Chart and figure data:

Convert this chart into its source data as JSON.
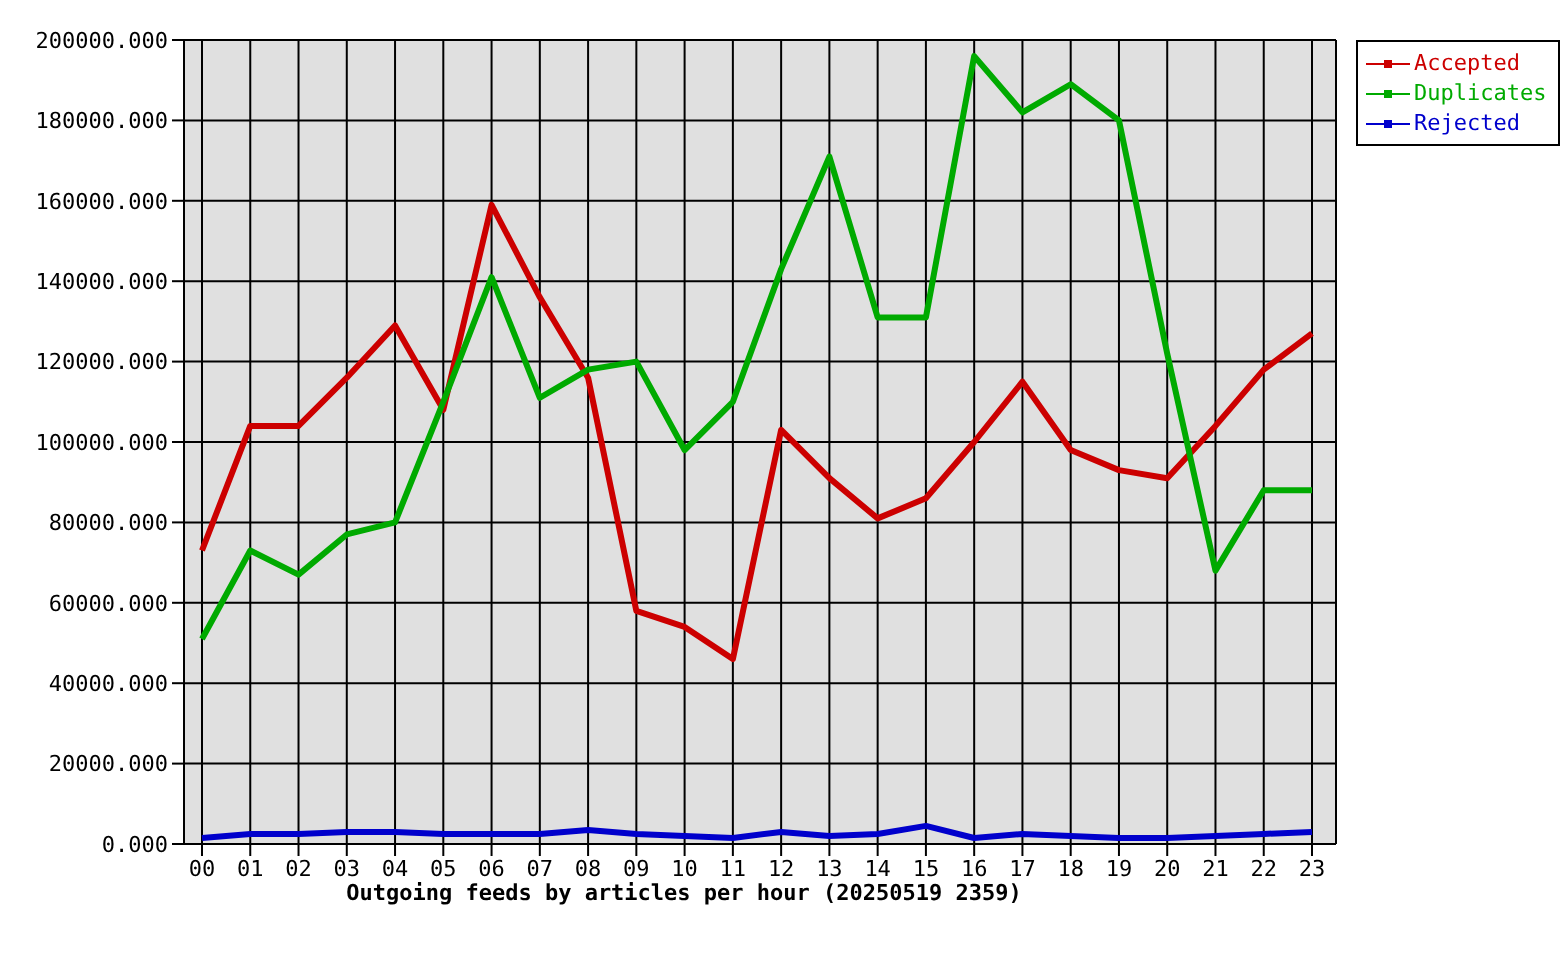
{
  "chart_data": {
    "type": "line",
    "xlabel": "Outgoing feeds by articles per hour (20250519 2359)",
    "categories": [
      "00",
      "01",
      "02",
      "03",
      "04",
      "05",
      "06",
      "07",
      "08",
      "09",
      "10",
      "11",
      "12",
      "13",
      "14",
      "15",
      "16",
      "17",
      "18",
      "19",
      "20",
      "21",
      "22",
      "23"
    ],
    "series": [
      {
        "name": "Accepted",
        "color": "#cc0000",
        "values": [
          73000,
          104000,
          104000,
          116000,
          129000,
          108000,
          159000,
          136000,
          116000,
          58000,
          54000,
          46000,
          103000,
          91000,
          81000,
          86000,
          100000,
          115000,
          98000,
          93000,
          91000,
          104000,
          118000,
          127000
        ]
      },
      {
        "name": "Duplicates",
        "color": "#00aa00",
        "values": [
          51000,
          73000,
          67000,
          77000,
          80000,
          110000,
          141000,
          111000,
          118000,
          120000,
          98000,
          110000,
          143000,
          171000,
          131000,
          131000,
          196000,
          182000,
          189000,
          180000,
          122000,
          68000,
          88000,
          88000
        ]
      },
      {
        "name": "Rejected",
        "color": "#0000cc",
        "values": [
          1500,
          2500,
          2500,
          3000,
          3000,
          2500,
          2500,
          2500,
          3500,
          2500,
          2000,
          1500,
          3000,
          2000,
          2500,
          4500,
          1500,
          2500,
          2000,
          1500,
          1500,
          2000,
          2500,
          3000
        ]
      }
    ],
    "ylim": [
      0,
      200000
    ],
    "yticks": [
      {
        "value": 0,
        "label": "0.000"
      },
      {
        "value": 20000,
        "label": "20000.000"
      },
      {
        "value": 40000,
        "label": "40000.000"
      },
      {
        "value": 60000,
        "label": "60000.000"
      },
      {
        "value": 80000,
        "label": "80000.000"
      },
      {
        "value": 100000,
        "label": "100000.000"
      },
      {
        "value": 120000,
        "label": "120000.000"
      },
      {
        "value": 140000,
        "label": "140000.000"
      },
      {
        "value": 160000,
        "label": "160000.000"
      },
      {
        "value": 180000,
        "label": "180000.000"
      },
      {
        "value": 200000,
        "label": "200000.000"
      }
    ],
    "grid": true,
    "legend": "top right",
    "marker": "none",
    "line_style": "solid"
  }
}
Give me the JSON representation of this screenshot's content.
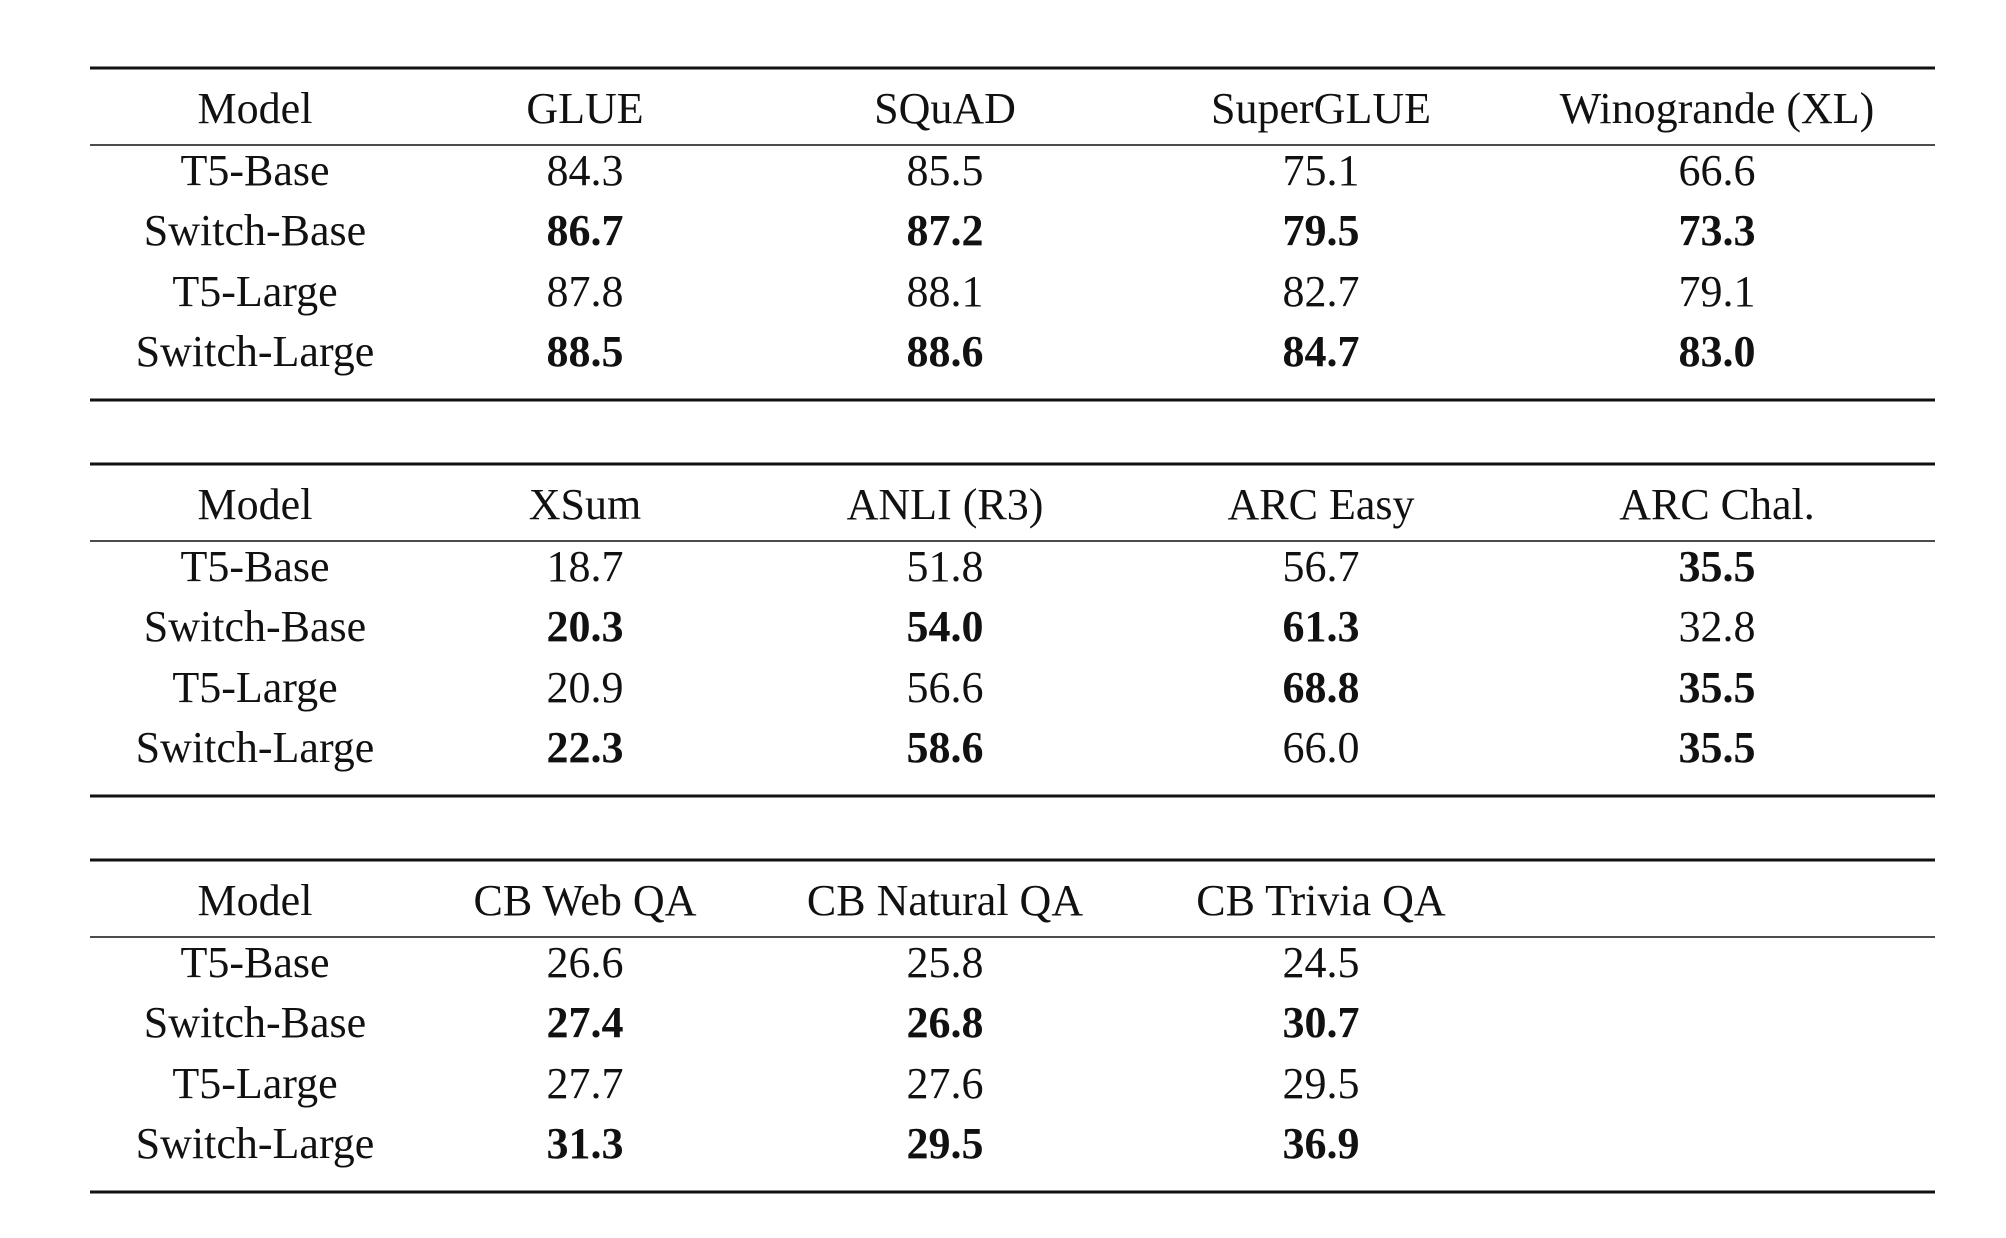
{
  "tables": [
    {
      "header": [
        "Model",
        "GLUE",
        "SQuAD",
        "SuperGLUE",
        "Winogrande (XL)"
      ],
      "rows": [
        {
          "model": "T5-Base",
          "values": [
            "84.3",
            "85.5",
            "75.1",
            "66.6"
          ],
          "bold": [
            false,
            false,
            false,
            false
          ]
        },
        {
          "model": "Switch-Base",
          "values": [
            "86.7",
            "87.2",
            "79.5",
            "73.3"
          ],
          "bold": [
            true,
            true,
            true,
            true
          ]
        },
        {
          "model": "T5-Large",
          "values": [
            "87.8",
            "88.1",
            "82.7",
            "79.1"
          ],
          "bold": [
            false,
            false,
            false,
            false
          ]
        },
        {
          "model": "Switch-Large",
          "values": [
            "88.5",
            "88.6",
            "84.7",
            "83.0"
          ],
          "bold": [
            true,
            true,
            true,
            true
          ]
        }
      ]
    },
    {
      "header": [
        "Model",
        "XSum",
        "ANLI (R3)",
        "ARC Easy",
        "ARC Chal."
      ],
      "rows": [
        {
          "model": "T5-Base",
          "values": [
            "18.7",
            "51.8",
            "56.7",
            "35.5"
          ],
          "bold": [
            false,
            false,
            false,
            true
          ]
        },
        {
          "model": "Switch-Base",
          "values": [
            "20.3",
            "54.0",
            "61.3",
            "32.8"
          ],
          "bold": [
            true,
            true,
            true,
            false
          ]
        },
        {
          "model": "T5-Large",
          "values": [
            "20.9",
            "56.6",
            "68.8",
            "35.5"
          ],
          "bold": [
            false,
            false,
            true,
            true
          ]
        },
        {
          "model": "Switch-Large",
          "values": [
            "22.3",
            "58.6",
            "66.0",
            "35.5"
          ],
          "bold": [
            true,
            true,
            false,
            true
          ]
        }
      ]
    },
    {
      "header": [
        "Model",
        "CB Web QA",
        "CB Natural QA",
        "CB Trivia QA"
      ],
      "rows": [
        {
          "model": "T5-Base",
          "values": [
            "26.6",
            "25.8",
            "24.5"
          ],
          "bold": [
            false,
            false,
            false
          ]
        },
        {
          "model": "Switch-Base",
          "values": [
            "27.4",
            "26.8",
            "30.7"
          ],
          "bold": [
            true,
            true,
            true
          ]
        },
        {
          "model": "T5-Large",
          "values": [
            "27.7",
            "27.6",
            "29.5"
          ],
          "bold": [
            false,
            false,
            false
          ]
        },
        {
          "model": "Switch-Large",
          "values": [
            "31.3",
            "29.5",
            "36.9"
          ],
          "bold": [
            true,
            true,
            true
          ]
        }
      ]
    }
  ]
}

Stated problem
Using the records above, output their complete text exactly, minus any images.

Task answer
Convert this chart into its source data as JSON.
{
  "chart_data": {
    "type": "line",
    "xlabel": "Outgoing feeds by articles per hour (20250519 2359)",
    "categories": [
      "00",
      "01",
      "02",
      "03",
      "04",
      "05",
      "06",
      "07",
      "08",
      "09",
      "10",
      "11",
      "12",
      "13",
      "14",
      "15",
      "16",
      "17",
      "18",
      "19",
      "20",
      "21",
      "22",
      "23"
    ],
    "series": [
      {
        "name": "Accepted",
        "color": "#cc0000",
        "values": [
          73000,
          104000,
          104000,
          116000,
          129000,
          108000,
          159000,
          136000,
          116000,
          58000,
          54000,
          46000,
          103000,
          91000,
          81000,
          86000,
          100000,
          115000,
          98000,
          93000,
          91000,
          104000,
          118000,
          127000
        ]
      },
      {
        "name": "Duplicates",
        "color": "#00aa00",
        "values": [
          51000,
          73000,
          67000,
          77000,
          80000,
          110000,
          141000,
          111000,
          118000,
          120000,
          98000,
          110000,
          143000,
          171000,
          131000,
          131000,
          196000,
          182000,
          189000,
          180000,
          122000,
          68000,
          88000,
          88000
        ]
      },
      {
        "name": "Rejected",
        "color": "#0000cc",
        "values": [
          1500,
          2500,
          2500,
          3000,
          3000,
          2500,
          2500,
          2500,
          3500,
          2500,
          2000,
          1500,
          3000,
          2000,
          2500,
          4500,
          1500,
          2500,
          2000,
          1500,
          1500,
          2000,
          2500,
          3000
        ]
      }
    ],
    "ylim": [
      0,
      200000
    ],
    "yticks": [
      {
        "value": 0,
        "label": "0.000"
      },
      {
        "value": 20000,
        "label": "20000.000"
      },
      {
        "value": 40000,
        "label": "40000.000"
      },
      {
        "value": 60000,
        "label": "60000.000"
      },
      {
        "value": 80000,
        "label": "80000.000"
      },
      {
        "value": 100000,
        "label": "100000.000"
      },
      {
        "value": 120000,
        "label": "120000.000"
      },
      {
        "value": 140000,
        "label": "140000.000"
      },
      {
        "value": 160000,
        "label": "160000.000"
      },
      {
        "value": 180000,
        "label": "180000.000"
      },
      {
        "value": 200000,
        "label": "200000.000"
      }
    ],
    "grid": true,
    "legend": "top right",
    "marker": "none",
    "line_style": "solid"
  }
}
Give me the JSON representation of this screenshot's content.
{
  "tables": [
    {
      "header": [
        "Model",
        "GLUE",
        "SQuAD",
        "SuperGLUE",
        "Winogrande (XL)"
      ],
      "rows": [
        {
          "model": "T5-Base",
          "values": [
            "84.3",
            "85.5",
            "75.1",
            "66.6"
          ],
          "bold": [
            false,
            false,
            false,
            false
          ]
        },
        {
          "model": "Switch-Base",
          "values": [
            "86.7",
            "87.2",
            "79.5",
            "73.3"
          ],
          "bold": [
            true,
            true,
            true,
            true
          ]
        },
        {
          "model": "T5-Large",
          "values": [
            "87.8",
            "88.1",
            "82.7",
            "79.1"
          ],
          "bold": [
            false,
            false,
            false,
            false
          ]
        },
        {
          "model": "Switch-Large",
          "values": [
            "88.5",
            "88.6",
            "84.7",
            "83.0"
          ],
          "bold": [
            true,
            true,
            true,
            true
          ]
        }
      ]
    },
    {
      "header": [
        "Model",
        "XSum",
        "ANLI (R3)",
        "ARC Easy",
        "ARC Chal."
      ],
      "rows": [
        {
          "model": "T5-Base",
          "values": [
            "18.7",
            "51.8",
            "56.7",
            "35.5"
          ],
          "bold": [
            false,
            false,
            false,
            true
          ]
        },
        {
          "model": "Switch-Base",
          "values": [
            "20.3",
            "54.0",
            "61.3",
            "32.8"
          ],
          "bold": [
            true,
            true,
            true,
            false
          ]
        },
        {
          "model": "T5-Large",
          "values": [
            "20.9",
            "56.6",
            "68.8",
            "35.5"
          ],
          "bold": [
            false,
            false,
            true,
            true
          ]
        },
        {
          "model": "Switch-Large",
          "values": [
            "22.3",
            "58.6",
            "66.0",
            "35.5"
          ],
          "bold": [
            true,
            true,
            false,
            true
          ]
        }
      ]
    },
    {
      "header": [
        "Model",
        "CB Web QA",
        "CB Natural QA",
        "CB Trivia QA"
      ],
      "rows": [
        {
          "model": "T5-Base",
          "values": [
            "26.6",
            "25.8",
            "24.5"
          ],
          "bold": [
            false,
            false,
            false
          ]
        },
        {
          "model": "Switch-Base",
          "values": [
            "27.4",
            "26.8",
            "30.7"
          ],
          "bold": [
            true,
            true,
            true
          ]
        },
        {
          "model": "T5-Large",
          "values": [
            "27.7",
            "27.6",
            "29.5"
          ],
          "bold": [
            false,
            false,
            false
          ]
        },
        {
          "model": "Switch-Large",
          "values": [
            "31.3",
            "29.5",
            "36.9"
          ],
          "bold": [
            true,
            true,
            true
          ]
        }
      ]
    }
  ]
}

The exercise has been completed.